* start Working data *

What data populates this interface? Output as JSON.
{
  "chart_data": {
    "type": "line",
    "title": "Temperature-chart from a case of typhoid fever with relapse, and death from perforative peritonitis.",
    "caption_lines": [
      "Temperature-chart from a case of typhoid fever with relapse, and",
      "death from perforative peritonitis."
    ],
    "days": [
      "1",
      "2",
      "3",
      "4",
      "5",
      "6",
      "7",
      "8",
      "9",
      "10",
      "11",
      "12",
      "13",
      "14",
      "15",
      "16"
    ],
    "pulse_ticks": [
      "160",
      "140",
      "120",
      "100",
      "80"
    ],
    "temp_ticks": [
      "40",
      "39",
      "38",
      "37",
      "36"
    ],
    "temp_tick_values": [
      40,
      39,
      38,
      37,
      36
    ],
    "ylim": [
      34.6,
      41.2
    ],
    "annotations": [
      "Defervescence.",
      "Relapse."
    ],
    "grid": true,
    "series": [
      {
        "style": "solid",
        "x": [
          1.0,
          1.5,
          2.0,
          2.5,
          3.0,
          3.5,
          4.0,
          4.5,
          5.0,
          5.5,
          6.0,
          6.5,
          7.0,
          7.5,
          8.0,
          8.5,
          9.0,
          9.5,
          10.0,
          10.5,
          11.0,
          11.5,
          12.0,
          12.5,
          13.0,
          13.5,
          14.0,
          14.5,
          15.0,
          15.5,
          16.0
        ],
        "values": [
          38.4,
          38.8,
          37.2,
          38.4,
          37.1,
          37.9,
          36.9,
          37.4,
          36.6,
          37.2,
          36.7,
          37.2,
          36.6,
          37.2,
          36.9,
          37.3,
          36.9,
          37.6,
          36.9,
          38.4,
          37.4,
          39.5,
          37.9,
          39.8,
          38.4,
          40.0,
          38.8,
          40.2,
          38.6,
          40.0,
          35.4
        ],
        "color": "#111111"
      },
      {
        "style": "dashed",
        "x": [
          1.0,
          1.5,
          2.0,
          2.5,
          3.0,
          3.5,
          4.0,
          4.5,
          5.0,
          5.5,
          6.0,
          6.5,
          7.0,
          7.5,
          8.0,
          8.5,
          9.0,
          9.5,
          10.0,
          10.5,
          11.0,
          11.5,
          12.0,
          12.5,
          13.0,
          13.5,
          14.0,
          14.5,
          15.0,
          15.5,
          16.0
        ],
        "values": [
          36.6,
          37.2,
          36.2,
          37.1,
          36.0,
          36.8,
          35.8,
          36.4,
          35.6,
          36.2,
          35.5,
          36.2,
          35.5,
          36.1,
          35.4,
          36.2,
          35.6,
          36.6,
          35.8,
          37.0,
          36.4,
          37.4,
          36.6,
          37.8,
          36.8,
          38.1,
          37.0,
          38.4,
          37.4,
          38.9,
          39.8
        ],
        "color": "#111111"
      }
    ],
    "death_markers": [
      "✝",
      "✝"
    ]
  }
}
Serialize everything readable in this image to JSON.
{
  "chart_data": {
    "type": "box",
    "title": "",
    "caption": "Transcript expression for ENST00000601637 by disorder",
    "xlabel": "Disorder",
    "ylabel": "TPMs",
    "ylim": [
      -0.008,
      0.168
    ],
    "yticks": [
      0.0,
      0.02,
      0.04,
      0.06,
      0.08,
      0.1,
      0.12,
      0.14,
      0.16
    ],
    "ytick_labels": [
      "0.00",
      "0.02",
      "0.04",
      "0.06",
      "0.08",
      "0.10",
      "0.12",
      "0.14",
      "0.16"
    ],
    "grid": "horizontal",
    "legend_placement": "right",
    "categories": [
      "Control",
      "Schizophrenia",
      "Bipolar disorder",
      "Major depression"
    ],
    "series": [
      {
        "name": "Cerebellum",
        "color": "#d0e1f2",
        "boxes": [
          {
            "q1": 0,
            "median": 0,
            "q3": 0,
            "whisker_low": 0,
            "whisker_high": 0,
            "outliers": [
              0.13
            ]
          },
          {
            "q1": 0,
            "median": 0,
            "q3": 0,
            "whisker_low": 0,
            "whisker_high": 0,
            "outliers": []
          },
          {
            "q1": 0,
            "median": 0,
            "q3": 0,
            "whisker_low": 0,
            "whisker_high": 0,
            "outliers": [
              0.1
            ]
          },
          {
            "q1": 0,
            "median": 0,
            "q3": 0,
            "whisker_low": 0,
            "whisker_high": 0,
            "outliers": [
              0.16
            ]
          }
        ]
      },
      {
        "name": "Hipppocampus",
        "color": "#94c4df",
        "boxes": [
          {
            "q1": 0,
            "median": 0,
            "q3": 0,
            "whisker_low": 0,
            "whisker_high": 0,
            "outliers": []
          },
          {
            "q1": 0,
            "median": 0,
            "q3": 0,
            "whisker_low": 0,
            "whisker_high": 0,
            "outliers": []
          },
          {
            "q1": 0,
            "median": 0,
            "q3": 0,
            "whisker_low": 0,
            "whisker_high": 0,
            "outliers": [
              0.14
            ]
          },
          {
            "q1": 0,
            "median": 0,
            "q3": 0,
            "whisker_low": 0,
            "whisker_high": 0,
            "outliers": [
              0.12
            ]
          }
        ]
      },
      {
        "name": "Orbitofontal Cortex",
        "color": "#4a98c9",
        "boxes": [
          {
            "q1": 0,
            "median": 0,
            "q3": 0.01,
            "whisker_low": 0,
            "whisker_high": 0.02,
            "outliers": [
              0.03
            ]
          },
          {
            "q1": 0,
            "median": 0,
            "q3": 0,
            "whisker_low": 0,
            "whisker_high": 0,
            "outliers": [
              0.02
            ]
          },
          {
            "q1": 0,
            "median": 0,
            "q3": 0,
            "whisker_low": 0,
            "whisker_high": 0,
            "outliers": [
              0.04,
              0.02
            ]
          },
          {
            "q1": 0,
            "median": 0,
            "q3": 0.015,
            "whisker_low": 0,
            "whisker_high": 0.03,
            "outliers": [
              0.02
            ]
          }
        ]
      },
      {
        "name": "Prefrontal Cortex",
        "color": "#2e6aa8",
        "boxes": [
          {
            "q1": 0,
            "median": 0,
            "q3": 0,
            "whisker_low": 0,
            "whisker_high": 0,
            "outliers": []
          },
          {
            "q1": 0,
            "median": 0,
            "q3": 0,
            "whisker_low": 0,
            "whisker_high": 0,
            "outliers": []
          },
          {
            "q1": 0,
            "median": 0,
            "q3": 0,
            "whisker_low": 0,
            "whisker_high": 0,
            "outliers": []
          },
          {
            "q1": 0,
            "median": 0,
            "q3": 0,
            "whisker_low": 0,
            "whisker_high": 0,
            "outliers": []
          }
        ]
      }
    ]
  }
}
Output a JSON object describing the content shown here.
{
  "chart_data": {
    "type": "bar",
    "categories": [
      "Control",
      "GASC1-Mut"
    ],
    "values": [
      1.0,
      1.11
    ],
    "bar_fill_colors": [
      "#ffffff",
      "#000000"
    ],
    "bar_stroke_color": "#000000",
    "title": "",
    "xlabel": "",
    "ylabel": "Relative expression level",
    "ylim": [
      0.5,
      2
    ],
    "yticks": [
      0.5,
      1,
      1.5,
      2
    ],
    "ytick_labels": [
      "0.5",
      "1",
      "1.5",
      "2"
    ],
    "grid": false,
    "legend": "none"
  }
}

* end Working data *

Requirement: Every line from the one containing "Output a JSON" through the end of the data must be repeated exactly, and no other line.

Result for this task:
Output a JSON object describing the content shown here.
{
  "chart_data": {
    "type": "bar",
    "categories": [
      "Control",
      "GASC1-Mut"
    ],
    "values": [
      1.0,
      1.11
    ],
    "bar_fill_colors": [
      "#ffffff",
      "#000000"
    ],
    "bar_stroke_color": "#000000",
    "title": "",
    "xlabel": "",
    "ylabel": "Relative expression level",
    "ylim": [
      0.5,
      2
    ],
    "yticks": [
      0.5,
      1,
      1.5,
      2
    ],
    "ytick_labels": [
      "0.5",
      "1",
      "1.5",
      "2"
    ],
    "grid": false,
    "legend": "none"
  }
}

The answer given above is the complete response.